◆ **Requirements**: Filter the entries that follow, copying every line in which the word "data" appears.
○ ○ ○ ○
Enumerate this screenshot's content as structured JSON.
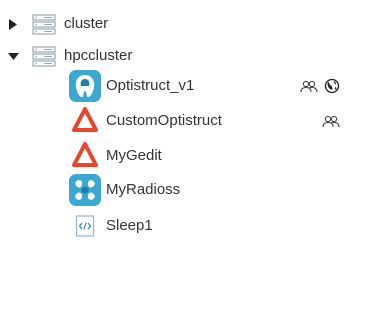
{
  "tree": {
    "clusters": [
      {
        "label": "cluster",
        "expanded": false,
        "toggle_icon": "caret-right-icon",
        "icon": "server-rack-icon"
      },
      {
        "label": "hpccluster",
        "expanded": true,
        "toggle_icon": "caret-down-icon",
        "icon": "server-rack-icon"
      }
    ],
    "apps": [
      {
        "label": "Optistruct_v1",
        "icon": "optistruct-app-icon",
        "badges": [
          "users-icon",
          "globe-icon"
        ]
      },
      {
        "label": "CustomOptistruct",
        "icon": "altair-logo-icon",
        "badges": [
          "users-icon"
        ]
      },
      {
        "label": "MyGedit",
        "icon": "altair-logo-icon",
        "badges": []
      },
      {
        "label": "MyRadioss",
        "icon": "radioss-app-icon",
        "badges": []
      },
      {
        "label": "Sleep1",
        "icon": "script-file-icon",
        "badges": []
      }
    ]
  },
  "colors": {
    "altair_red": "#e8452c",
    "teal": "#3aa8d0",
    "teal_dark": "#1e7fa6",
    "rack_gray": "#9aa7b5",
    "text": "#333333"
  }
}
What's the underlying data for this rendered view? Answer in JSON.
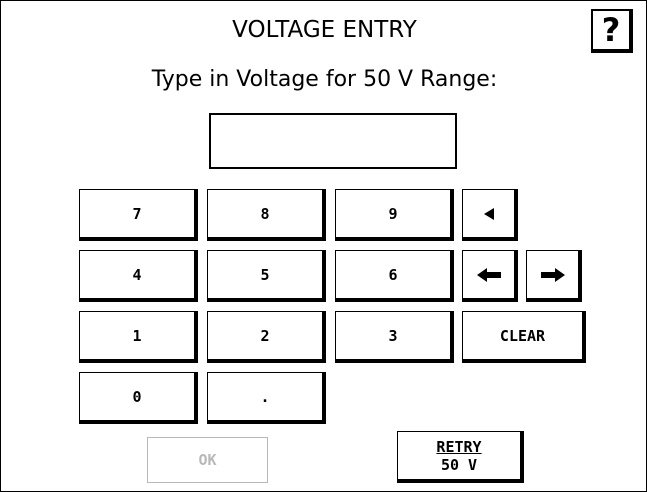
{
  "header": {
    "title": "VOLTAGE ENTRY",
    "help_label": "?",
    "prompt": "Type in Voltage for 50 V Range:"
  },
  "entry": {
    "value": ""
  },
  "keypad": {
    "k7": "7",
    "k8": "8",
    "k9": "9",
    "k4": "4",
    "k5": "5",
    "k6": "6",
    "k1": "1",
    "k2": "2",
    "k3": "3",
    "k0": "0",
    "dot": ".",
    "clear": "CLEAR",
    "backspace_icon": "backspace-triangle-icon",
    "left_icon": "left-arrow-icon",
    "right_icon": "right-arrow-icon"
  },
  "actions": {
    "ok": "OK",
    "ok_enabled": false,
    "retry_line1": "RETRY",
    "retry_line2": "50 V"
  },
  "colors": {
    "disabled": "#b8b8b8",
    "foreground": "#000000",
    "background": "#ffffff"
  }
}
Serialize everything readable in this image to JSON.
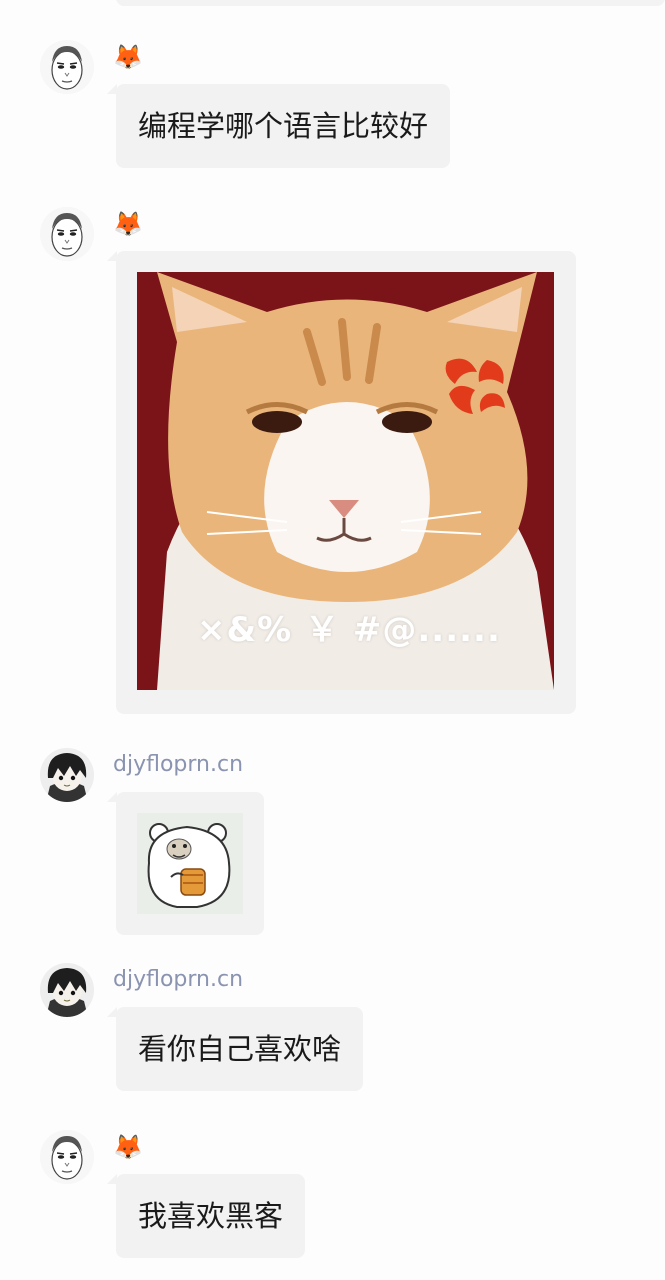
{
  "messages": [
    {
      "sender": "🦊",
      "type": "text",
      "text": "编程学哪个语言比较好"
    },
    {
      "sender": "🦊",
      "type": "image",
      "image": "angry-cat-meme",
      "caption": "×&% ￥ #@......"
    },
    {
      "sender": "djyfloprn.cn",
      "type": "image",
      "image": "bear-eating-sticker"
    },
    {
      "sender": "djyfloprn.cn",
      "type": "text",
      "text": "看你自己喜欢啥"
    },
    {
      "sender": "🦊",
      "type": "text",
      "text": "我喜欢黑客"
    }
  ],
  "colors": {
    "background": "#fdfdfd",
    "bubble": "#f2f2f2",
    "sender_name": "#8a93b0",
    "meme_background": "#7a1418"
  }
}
○ ○ ○ ○
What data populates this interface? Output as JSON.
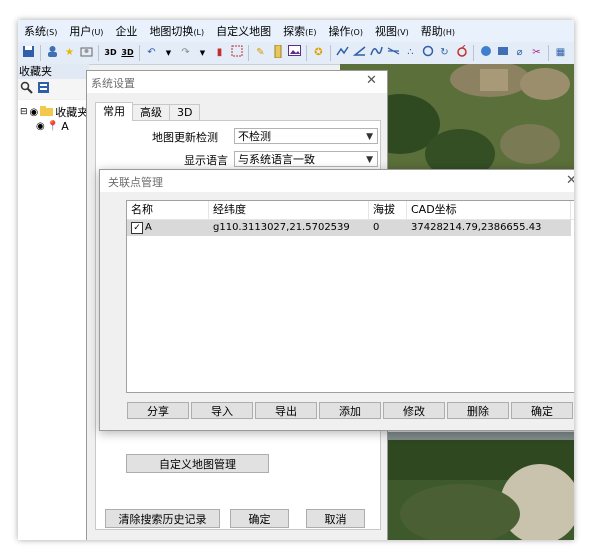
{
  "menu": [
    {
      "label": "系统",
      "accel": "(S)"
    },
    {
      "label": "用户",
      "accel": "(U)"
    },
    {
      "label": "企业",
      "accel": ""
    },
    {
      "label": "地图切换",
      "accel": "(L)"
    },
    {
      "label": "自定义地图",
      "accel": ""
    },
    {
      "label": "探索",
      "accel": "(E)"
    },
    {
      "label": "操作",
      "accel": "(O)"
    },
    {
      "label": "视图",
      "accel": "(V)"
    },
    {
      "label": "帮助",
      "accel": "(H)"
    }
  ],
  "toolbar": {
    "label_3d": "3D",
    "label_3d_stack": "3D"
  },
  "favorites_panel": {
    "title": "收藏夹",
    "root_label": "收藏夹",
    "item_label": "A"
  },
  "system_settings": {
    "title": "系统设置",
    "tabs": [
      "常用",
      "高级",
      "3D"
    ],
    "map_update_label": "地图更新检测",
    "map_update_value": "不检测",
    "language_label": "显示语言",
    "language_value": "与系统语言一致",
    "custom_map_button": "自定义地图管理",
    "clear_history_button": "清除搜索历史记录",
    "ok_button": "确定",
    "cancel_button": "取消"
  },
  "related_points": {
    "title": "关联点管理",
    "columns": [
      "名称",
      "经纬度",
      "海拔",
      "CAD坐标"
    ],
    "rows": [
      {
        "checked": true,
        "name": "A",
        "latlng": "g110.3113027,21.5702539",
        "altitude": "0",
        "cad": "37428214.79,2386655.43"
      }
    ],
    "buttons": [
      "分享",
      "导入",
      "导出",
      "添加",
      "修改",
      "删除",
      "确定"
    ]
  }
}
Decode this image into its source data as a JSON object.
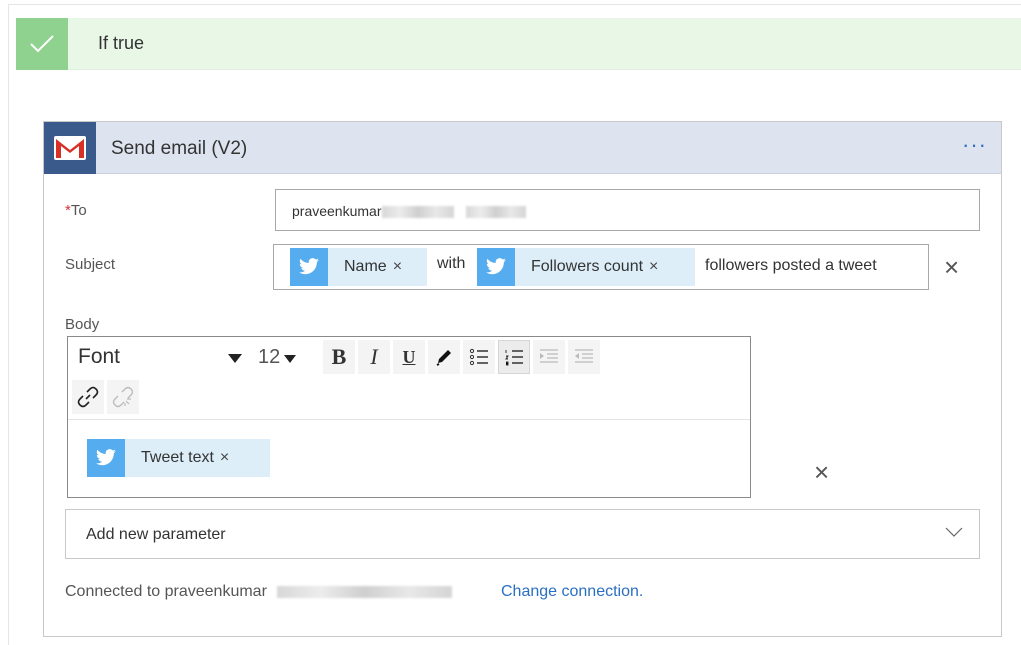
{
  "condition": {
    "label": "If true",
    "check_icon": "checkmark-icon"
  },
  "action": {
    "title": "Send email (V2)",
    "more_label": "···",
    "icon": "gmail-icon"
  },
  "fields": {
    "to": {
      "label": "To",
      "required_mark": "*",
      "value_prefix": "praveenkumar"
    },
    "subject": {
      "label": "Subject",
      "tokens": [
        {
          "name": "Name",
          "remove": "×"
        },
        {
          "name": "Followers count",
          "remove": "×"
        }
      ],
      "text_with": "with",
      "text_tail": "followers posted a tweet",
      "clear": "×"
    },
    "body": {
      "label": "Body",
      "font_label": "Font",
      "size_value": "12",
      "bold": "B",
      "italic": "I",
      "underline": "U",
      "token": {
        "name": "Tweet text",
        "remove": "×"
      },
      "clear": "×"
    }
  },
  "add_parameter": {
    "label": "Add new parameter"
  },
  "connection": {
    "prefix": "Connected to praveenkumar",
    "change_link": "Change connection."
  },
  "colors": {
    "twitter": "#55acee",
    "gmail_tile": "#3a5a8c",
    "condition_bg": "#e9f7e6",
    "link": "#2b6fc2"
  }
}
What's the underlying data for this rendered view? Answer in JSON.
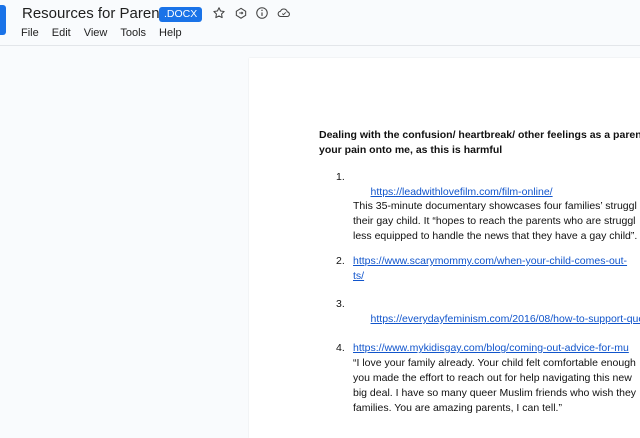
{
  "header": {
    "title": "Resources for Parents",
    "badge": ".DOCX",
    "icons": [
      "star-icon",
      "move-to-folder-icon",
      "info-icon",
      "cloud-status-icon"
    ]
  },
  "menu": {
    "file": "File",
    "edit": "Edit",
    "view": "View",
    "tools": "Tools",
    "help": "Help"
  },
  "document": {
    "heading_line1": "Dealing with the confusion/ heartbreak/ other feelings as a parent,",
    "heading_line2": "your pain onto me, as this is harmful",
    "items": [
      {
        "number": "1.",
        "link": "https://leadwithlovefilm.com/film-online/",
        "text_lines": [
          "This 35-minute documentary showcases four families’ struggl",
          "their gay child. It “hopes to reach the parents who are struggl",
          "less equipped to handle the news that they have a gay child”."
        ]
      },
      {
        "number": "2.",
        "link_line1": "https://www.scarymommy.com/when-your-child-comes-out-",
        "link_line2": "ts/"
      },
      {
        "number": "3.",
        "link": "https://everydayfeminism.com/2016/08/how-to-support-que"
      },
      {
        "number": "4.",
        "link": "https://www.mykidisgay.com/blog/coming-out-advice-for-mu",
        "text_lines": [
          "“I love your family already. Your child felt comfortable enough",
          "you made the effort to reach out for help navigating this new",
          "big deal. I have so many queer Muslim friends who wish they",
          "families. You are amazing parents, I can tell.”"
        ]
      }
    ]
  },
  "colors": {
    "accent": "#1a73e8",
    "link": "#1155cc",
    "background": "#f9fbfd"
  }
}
○ ○ ○ ○
◆ **Completed task**:
What's the underlying data for this rendered view? Answer in JSON.
What data populates this interface? Output as JSON.
Decode this image into its source data as a JSON object.
What's the underlying data for this rendered view? Answer in JSON.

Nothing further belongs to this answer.